### DESCRIPTION OF THE TASK
Read the listing below and copy out every line that holds "name".

[Rows from a figure dataset]
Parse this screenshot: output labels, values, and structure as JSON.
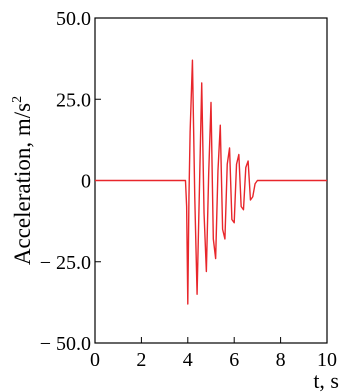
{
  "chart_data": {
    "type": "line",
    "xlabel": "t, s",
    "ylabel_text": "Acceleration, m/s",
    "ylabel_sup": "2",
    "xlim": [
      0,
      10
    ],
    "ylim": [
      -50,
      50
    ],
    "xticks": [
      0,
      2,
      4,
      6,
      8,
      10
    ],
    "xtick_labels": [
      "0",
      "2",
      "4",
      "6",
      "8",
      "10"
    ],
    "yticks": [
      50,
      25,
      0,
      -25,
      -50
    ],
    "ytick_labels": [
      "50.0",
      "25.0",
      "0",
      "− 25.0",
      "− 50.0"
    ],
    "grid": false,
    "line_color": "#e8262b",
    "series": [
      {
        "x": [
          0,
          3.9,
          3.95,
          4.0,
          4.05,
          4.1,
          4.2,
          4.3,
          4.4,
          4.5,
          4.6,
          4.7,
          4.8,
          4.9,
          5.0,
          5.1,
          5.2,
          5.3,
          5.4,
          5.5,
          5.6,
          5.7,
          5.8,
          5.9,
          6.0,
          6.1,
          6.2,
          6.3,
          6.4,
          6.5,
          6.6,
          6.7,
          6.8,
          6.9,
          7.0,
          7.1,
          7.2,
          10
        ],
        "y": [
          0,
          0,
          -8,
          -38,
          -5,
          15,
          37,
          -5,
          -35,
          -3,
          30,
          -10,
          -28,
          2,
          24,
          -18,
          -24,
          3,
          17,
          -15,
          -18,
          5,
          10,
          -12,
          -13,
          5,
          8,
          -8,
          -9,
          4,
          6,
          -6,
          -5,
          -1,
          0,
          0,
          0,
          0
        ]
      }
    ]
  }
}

--

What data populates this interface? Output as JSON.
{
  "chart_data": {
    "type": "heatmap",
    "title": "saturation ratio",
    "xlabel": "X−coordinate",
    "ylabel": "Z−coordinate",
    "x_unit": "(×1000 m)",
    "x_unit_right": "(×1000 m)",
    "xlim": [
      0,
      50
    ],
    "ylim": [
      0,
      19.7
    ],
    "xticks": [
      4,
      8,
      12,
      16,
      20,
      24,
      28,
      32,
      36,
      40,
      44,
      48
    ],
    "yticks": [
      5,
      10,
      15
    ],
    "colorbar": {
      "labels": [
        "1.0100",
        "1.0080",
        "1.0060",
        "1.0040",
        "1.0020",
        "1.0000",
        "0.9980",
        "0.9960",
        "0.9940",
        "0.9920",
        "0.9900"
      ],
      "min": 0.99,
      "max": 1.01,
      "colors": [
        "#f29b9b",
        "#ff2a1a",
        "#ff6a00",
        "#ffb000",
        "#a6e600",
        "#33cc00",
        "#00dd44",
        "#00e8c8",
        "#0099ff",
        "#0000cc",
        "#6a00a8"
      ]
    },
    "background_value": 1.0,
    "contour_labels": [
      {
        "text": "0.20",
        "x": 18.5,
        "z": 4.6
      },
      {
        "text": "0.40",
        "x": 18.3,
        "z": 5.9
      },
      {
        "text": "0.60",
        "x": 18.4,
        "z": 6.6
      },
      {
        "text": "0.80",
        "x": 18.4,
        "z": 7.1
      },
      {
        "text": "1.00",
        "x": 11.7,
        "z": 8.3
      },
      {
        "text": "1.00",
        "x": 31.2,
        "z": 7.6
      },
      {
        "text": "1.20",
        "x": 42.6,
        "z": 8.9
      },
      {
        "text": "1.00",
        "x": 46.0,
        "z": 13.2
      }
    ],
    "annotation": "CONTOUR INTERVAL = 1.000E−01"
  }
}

...

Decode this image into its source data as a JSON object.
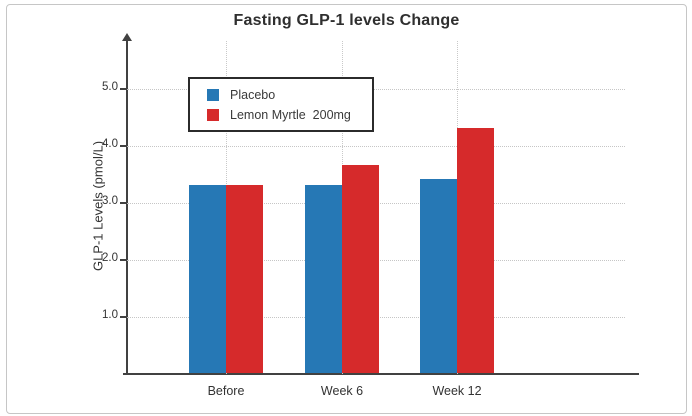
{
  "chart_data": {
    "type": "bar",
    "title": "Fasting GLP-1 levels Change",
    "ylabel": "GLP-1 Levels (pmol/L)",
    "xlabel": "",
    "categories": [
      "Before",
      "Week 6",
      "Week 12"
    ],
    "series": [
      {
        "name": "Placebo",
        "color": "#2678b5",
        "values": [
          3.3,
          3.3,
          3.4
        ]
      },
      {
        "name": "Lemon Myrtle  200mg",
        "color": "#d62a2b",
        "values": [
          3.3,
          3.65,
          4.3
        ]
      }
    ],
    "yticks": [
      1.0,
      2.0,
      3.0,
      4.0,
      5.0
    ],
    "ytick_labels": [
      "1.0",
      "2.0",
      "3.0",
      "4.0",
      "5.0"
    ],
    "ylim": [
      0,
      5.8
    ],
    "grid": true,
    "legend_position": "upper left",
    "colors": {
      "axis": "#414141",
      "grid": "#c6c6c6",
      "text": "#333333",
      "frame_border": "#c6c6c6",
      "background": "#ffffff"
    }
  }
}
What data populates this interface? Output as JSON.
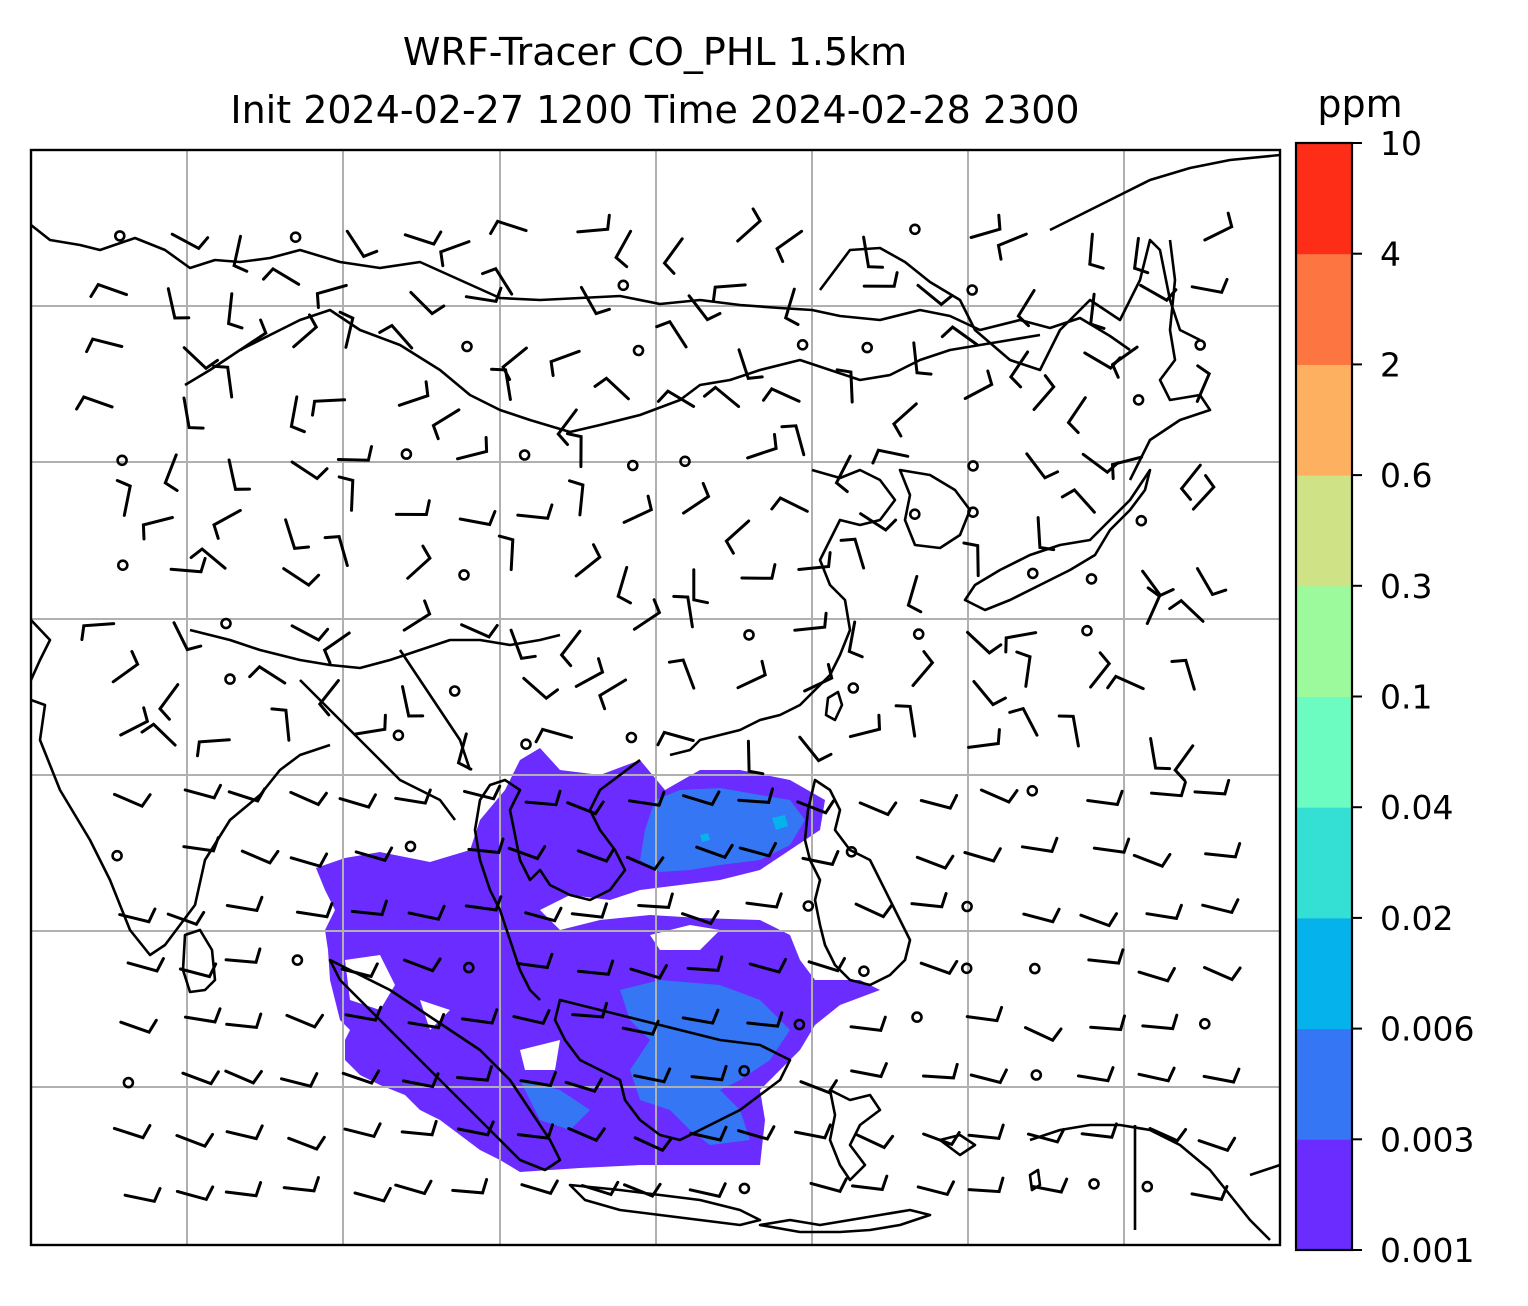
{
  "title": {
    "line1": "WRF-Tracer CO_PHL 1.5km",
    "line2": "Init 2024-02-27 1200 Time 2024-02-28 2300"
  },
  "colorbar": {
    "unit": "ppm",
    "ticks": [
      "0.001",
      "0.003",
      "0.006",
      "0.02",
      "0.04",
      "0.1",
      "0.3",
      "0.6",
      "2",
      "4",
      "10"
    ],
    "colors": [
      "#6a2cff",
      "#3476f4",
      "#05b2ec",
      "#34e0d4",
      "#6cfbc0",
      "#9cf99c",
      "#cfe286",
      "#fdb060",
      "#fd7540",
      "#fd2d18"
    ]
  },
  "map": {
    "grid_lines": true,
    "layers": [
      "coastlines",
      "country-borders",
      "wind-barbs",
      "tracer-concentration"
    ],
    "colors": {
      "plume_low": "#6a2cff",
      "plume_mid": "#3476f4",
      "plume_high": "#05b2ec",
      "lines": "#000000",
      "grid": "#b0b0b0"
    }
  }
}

### TASK RESPONSE
        "name": "Placebo",
        "name": "Lemon Myrtle  200mg",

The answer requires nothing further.